### Data shown

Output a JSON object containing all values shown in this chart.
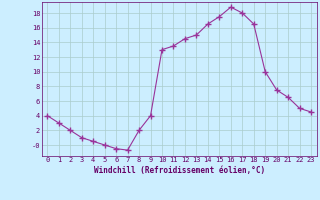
{
  "x": [
    0,
    1,
    2,
    3,
    4,
    5,
    6,
    7,
    8,
    9,
    10,
    11,
    12,
    13,
    14,
    15,
    16,
    17,
    18,
    19,
    20,
    21,
    22,
    23
  ],
  "y": [
    4,
    3,
    2,
    1,
    0.5,
    0,
    -0.5,
    -0.7,
    2,
    4,
    13,
    13.5,
    14.5,
    15,
    16.5,
    17.5,
    18.8,
    18,
    16.5,
    10,
    7.5,
    6.5,
    5,
    4.5
  ],
  "line_color": "#993399",
  "marker": "+",
  "marker_size": 4,
  "marker_linewidth": 1.0,
  "linewidth": 0.8,
  "xlabel": "Windchill (Refroidissement éolien,°C)",
  "xlim": [
    -0.5,
    23.5
  ],
  "ylim": [
    -1.5,
    19.5
  ],
  "yticks": [
    0,
    2,
    4,
    6,
    8,
    10,
    12,
    14,
    16,
    18
  ],
  "ytick_labels": [
    "-0",
    "2",
    "4",
    "6",
    "8",
    "10",
    "12",
    "14",
    "16",
    "18"
  ],
  "xticks": [
    0,
    1,
    2,
    3,
    4,
    5,
    6,
    7,
    8,
    9,
    10,
    11,
    12,
    13,
    14,
    15,
    16,
    17,
    18,
    19,
    20,
    21,
    22,
    23
  ],
  "bg_color": "#cceeff",
  "grid_color": "#aacccc",
  "label_color": "#660066",
  "tick_fontsize": 5.0,
  "xlabel_fontsize": 5.5,
  "font_family": "monospace"
}
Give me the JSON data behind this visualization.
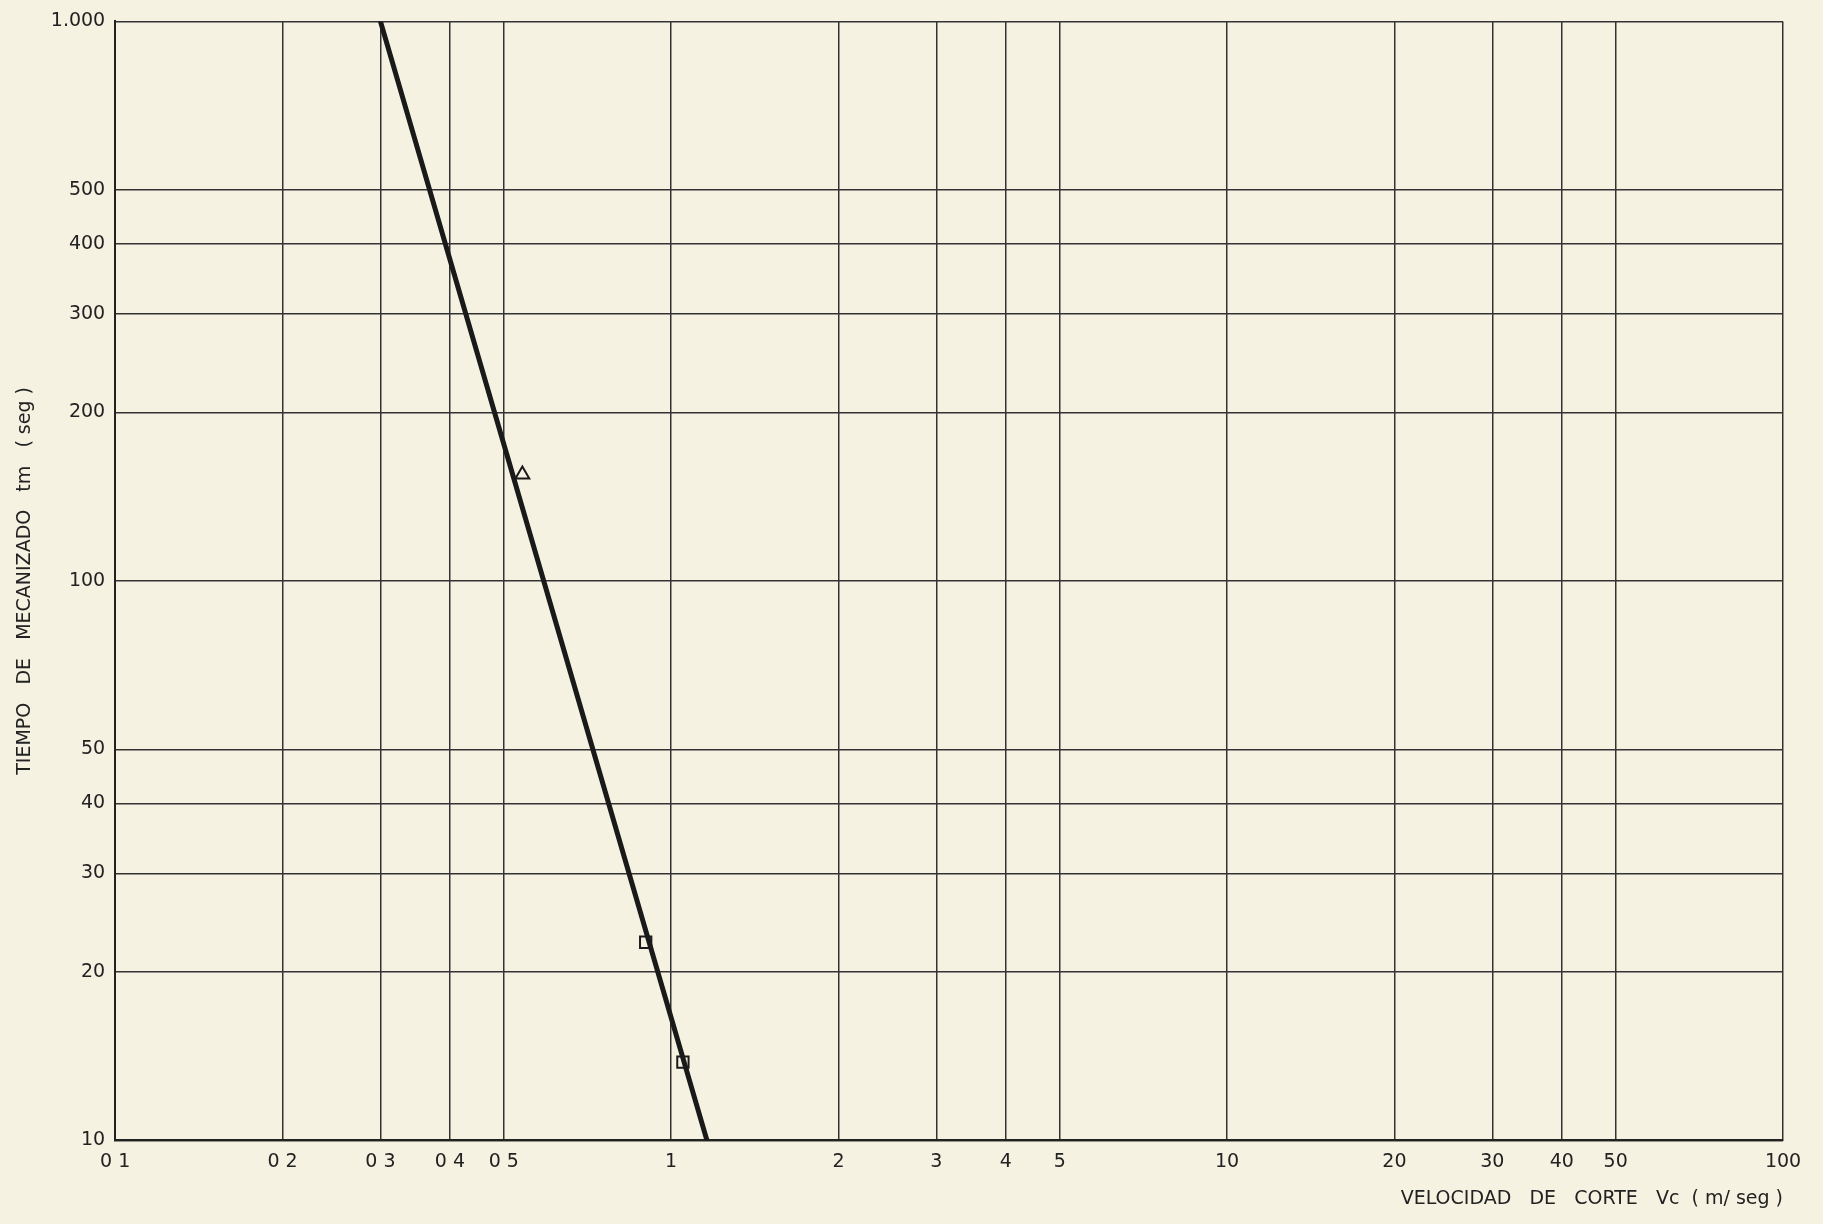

######

> _Task to carry out_
Repeat the material exactly as it reads, without any of its pictures.

> _Result of the exercise_
Output a JSON object containing all values shown in this chart.
{
  "x": [
    0,
    1,
    2,
    3,
    4,
    5,
    6,
    7,
    8,
    9,
    10,
    11,
    12,
    13,
    14,
    15,
    16,
    17,
    18,
    19,
    20,
    21,
    22,
    23
  ],
  "y": [
    4,
    3,
    2,
    1,
    0.5,
    0,
    -0.5,
    -0.7,
    2,
    4,
    13,
    13.5,
    14.5,
    15,
    16.5,
    17.5,
    18.8,
    18,
    16.5,
    10,
    7.5,
    6.5,
    5,
    4.5
  ],
  "line_color": "#993399",
  "marker": "+",
  "marker_size": 4,
  "marker_linewidth": 1.0,
  "linewidth": 0.8,
  "xlabel": "Windchill (Refroidissement éolien,°C)",
  "xlim": [
    -0.5,
    23.5
  ],
  "ylim": [
    -1.5,
    19.5
  ],
  "yticks": [
    0,
    2,
    4,
    6,
    8,
    10,
    12,
    14,
    16,
    18
  ],
  "ytick_labels": [
    "-0",
    "2",
    "4",
    "6",
    "8",
    "10",
    "12",
    "14",
    "16",
    "18"
  ],
  "xticks": [
    0,
    1,
    2,
    3,
    4,
    5,
    6,
    7,
    8,
    9,
    10,
    11,
    12,
    13,
    14,
    15,
    16,
    17,
    18,
    19,
    20,
    21,
    22,
    23
  ],
  "bg_color": "#cceeff",
  "grid_color": "#aacccc",
  "label_color": "#660066",
  "tick_fontsize": 5.0,
  "xlabel_fontsize": 5.5,
  "font_family": "monospace"
}
Give me the JSON data behind this visualization.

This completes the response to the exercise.